** Start MATERIAL PROVIDED **
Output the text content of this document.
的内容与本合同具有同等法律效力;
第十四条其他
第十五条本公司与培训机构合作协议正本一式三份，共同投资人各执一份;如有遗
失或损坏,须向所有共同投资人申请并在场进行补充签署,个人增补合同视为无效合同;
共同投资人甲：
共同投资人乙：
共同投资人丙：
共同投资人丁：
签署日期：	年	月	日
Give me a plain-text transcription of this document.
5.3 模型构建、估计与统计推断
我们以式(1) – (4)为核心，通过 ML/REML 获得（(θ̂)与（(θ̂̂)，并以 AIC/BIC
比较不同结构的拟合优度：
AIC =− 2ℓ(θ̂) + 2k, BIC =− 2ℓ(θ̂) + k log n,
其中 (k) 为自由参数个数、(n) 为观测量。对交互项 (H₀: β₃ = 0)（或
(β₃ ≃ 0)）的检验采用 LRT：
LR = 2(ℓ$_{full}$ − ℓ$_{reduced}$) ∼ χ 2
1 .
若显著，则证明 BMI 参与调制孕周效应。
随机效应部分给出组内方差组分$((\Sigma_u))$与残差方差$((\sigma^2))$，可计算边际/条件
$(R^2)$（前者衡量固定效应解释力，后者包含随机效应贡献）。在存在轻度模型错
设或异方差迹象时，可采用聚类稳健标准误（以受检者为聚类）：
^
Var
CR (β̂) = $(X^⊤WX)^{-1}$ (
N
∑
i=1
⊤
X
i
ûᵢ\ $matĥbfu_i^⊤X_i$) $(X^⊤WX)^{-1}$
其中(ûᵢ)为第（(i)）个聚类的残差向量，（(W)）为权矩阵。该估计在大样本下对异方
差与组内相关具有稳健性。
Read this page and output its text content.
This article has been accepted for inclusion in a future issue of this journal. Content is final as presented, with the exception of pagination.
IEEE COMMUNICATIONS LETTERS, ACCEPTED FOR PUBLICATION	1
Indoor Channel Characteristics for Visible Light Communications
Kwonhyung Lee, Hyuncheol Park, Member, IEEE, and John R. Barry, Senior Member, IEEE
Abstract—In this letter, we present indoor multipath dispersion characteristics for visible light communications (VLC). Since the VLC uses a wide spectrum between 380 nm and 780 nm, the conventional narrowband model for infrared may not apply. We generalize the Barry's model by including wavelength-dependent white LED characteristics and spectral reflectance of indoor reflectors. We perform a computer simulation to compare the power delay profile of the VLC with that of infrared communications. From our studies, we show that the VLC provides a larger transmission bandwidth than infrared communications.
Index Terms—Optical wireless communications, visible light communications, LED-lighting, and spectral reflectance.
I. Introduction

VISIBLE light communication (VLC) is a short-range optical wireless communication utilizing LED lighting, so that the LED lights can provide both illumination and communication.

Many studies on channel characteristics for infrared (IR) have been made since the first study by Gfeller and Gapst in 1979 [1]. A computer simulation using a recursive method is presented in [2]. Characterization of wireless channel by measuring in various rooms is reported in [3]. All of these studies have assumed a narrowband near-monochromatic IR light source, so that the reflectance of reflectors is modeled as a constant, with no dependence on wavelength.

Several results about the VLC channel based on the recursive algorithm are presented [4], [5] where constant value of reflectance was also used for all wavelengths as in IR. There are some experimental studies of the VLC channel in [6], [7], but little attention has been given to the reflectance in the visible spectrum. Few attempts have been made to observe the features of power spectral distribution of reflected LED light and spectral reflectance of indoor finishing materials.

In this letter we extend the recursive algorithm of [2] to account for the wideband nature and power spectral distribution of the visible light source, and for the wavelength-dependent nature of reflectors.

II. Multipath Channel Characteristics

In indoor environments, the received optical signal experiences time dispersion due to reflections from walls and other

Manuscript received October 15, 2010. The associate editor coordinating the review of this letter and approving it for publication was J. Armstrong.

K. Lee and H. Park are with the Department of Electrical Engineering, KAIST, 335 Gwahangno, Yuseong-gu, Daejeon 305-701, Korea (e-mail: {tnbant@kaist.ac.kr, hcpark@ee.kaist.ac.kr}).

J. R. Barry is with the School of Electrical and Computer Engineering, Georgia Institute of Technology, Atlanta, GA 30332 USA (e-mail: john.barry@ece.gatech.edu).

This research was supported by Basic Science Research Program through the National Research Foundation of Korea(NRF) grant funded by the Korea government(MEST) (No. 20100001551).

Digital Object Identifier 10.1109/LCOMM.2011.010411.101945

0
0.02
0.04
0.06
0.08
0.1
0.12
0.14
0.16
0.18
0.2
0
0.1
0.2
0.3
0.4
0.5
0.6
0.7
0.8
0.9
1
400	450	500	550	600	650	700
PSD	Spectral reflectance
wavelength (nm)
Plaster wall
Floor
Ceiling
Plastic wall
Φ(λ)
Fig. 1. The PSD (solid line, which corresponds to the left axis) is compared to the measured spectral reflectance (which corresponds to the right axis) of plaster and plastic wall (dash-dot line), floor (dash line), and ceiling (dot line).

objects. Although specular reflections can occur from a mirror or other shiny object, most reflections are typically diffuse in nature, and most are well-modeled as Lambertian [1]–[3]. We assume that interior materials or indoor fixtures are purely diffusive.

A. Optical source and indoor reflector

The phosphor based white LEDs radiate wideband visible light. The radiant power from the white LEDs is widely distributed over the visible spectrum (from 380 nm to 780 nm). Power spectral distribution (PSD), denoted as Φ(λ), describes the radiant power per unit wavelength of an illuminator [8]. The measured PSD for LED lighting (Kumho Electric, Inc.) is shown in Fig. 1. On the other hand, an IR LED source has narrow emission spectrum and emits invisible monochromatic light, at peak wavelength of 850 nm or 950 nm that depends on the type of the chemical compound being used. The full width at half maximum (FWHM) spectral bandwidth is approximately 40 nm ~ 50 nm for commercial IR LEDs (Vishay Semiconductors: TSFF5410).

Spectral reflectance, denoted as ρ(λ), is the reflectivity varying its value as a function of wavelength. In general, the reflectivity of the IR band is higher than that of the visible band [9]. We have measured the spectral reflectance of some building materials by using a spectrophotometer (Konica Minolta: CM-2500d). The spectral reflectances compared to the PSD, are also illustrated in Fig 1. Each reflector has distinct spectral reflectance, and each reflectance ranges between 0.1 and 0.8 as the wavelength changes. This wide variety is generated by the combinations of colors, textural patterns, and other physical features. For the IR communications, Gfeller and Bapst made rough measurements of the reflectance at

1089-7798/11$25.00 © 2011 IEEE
** End MATERIAL PROVIDED **
## TASK GOAL:
Every line of the data above should be reproduced word for word.

## COMPLETE RESPONSE:
Output the text content of this document.
的内容与本合同具有同等法律效力;
第十四条其他
第十五条本公司与培训机构合作协议正本一式三份，共同投资人各执一份;如有遗
失或损坏,须向所有共同投资人申请并在场进行补充签署,个人增补合同视为无效合同;
共同投资人甲：
共同投资人乙：
共同投资人丙：
共同投资人丁：
签署日期：	年	月	日
Give me a plain-text transcription of this document.
5.3 模型构建、估计与统计推断
我们以式(1) – (4)为核心，通过 ML/REML 获得（(θ̂)与（(θ̂̂)，并以 AIC/BIC
比较不同结构的拟合优度：
AIC =− 2ℓ(θ̂) + 2k, BIC =− 2ℓ(θ̂) + k log n,
其中 (k) 为自由参数个数、(n) 为观测量。对交互项 (H₀: β₃ = 0)（或
(β₃ ≃ 0)）的检验采用 LRT：
LR = 2(ℓ$_{full}$ − ℓ$_{reduced}$) ∼ χ 2
1 .
若显著，则证明 BMI 参与调制孕周效应。
随机效应部分给出组内方差组分$((\Sigma_u))$与残差方差$((\sigma^2))$，可计算边际/条件
$(R^2)$（前者衡量固定效应解释力，后者包含随机效应贡献）。在存在轻度模型错
设或异方差迹象时，可采用聚类稳健标准误（以受检者为聚类）：
^
Var
CR (β̂) = $(X^⊤WX)^{-1}$ (
N
∑
i=1
⊤
X
i
ûᵢ\ $matĥbfu_i^⊤X_i$) $(X^⊤WX)^{-1}$
其中(ûᵢ)为第（(i)）个聚类的残差向量，（(W)）为权矩阵。该估计在大样本下对异方
差与组内相关具有稳健性。
Read this page and output its text content.
This article has been accepted for inclusion in a future issue of this journal. Content is final as presented, with the exception of pagination.
IEEE COMMUNICATIONS LETTERS, ACCEPTED FOR PUBLICATION	1
Indoor Channel Characteristics for Visible Light Communications
Kwonhyung Lee, Hyuncheol Park, Member, IEEE, and John R. Barry, Senior Member, IEEE
Abstract—In this letter, we present indoor multipath dispersion characteristics for visible light communications (VLC). Since the VLC uses a wide spectrum between 380 nm and 780 nm, the conventional narrowband model for infrared may not apply. We generalize the Barry's model by including wavelength-dependent white LED characteristics and spectral reflectance of indoor reflectors. We perform a computer simulation to compare the power delay profile of the VLC with that of infrared communications. From our studies, we show that the VLC provides a larger transmission bandwidth than infrared communications.
Index Terms—Optical wireless communications, visible light communications, LED-lighting, and spectral reflectance.
I. Introduction

VISIBLE light communication (VLC) is a short-range optical wireless communication utilizing LED lighting, so that the LED lights can provide both illumination and communication.

Many studies on channel characteristics for infrared (IR) have been made since the first study by Gfeller and Gapst in 1979 [1]. A computer simulation using a recursive method is presented in [2]. Characterization of wireless channel by measuring in various rooms is reported in [3]. All of these studies have assumed a narrowband near-monochromatic IR light source, so that the reflectance of reflectors is modeled as a constant, with no dependence on wavelength.

Several results about the VLC channel based on the recursive algorithm are presented [4], [5] where constant value of reflectance was also used for all wavelengths as in IR. There are some experimental studies of the VLC channel in [6], [7], but little attention has been given to the reflectance in the visible spectrum. Few attempts have been made to observe the features of power spectral distribution of reflected LED light and spectral reflectance of indoor finishing materials.

In this letter we extend the recursive algorithm of [2] to account for the wideband nature and power spectral distribution of the visible light source, and for the wavelength-dependent nature of reflectors.

II. Multipath Channel Characteristics

In indoor environments, the received optical signal experiences time dispersion due to reflections from walls and other

Manuscript received October 15, 2010. The associate editor coordinating the review of this letter and approving it for publication was J. Armstrong.

K. Lee and H. Park are with the Department of Electrical Engineering, KAIST, 335 Gwahangno, Yuseong-gu, Daejeon 305-701, Korea (e-mail: {tnbant@kaist.ac.kr, hcpark@ee.kaist.ac.kr}).

J. R. Barry is with the School of Electrical and Computer Engineering, Georgia Institute of Technology, Atlanta, GA 30332 USA (e-mail: john.barry@ece.gatech.edu).

This research was supported by Basic Science Research Program through the National Research Foundation of Korea(NRF) grant funded by the Korea government(MEST) (No. 20100001551).

Digital Object Identifier 10.1109/LCOMM.2011.010411.101945

0
0.02
0.04
0.06
0.08
0.1
0.12
0.14
0.16
0.18
0.2
0
0.1
0.2
0.3
0.4
0.5
0.6
0.7
0.8
0.9
1
400	450	500	550	600	650	700
PSD	Spectral reflectance
wavelength (nm)
Plaster wall
Floor
Ceiling
Plastic wall
Φ(λ)
Fig. 1. The PSD (solid line, which corresponds to the left axis) is compared to the measured spectral reflectance (which corresponds to the right axis) of plaster and plastic wall (dash-dot line), floor (dash line), and ceiling (dot line).

objects. Although specular reflections can occur from a mirror or other shiny object, most reflections are typically diffuse in nature, and most are well-modeled as Lambertian [1]–[3]. We assume that interior materials or indoor fixtures are purely diffusive.

A. Optical source and indoor reflector

The phosphor based white LEDs radiate wideband visible light. The radiant power from the white LEDs is widely distributed over the visible spectrum (from 380 nm to 780 nm). Power spectral distribution (PSD), denoted as Φ(λ), describes the radiant power per unit wavelength of an illuminator [8]. The measured PSD for LED lighting (Kumho Electric, Inc.) is shown in Fig. 1. On the other hand, an IR LED source has narrow emission spectrum and emits invisible monochromatic light, at peak wavelength of 850 nm or 950 nm that depends on the type of the chemical compound being used. The full width at half maximum (FWHM) spectral bandwidth is approximately 40 nm ~ 50 nm for commercial IR LEDs (Vishay Semiconductors: TSFF5410).

Spectral reflectance, denoted as ρ(λ), is the reflectivity varying its value as a function of wavelength. In general, the reflectivity of the IR band is higher than that of the visible band [9]. We have measured the spectral reflectance of some building materials by using a spectrophotometer (Konica Minolta: CM-2500d). The spectral reflectances compared to the PSD, are also illustrated in Fig 1. Each reflector has distinct spectral reflectance, and each reflectance ranges between 0.1 and 0.8 as the wavelength changes. This wide variety is generated by the combinations of colors, textural patterns, and other physical features. For the IR communications, Gfeller and Bapst made rough measurements of the reflectance at

1089-7798/11$25.00 © 2011 IEEE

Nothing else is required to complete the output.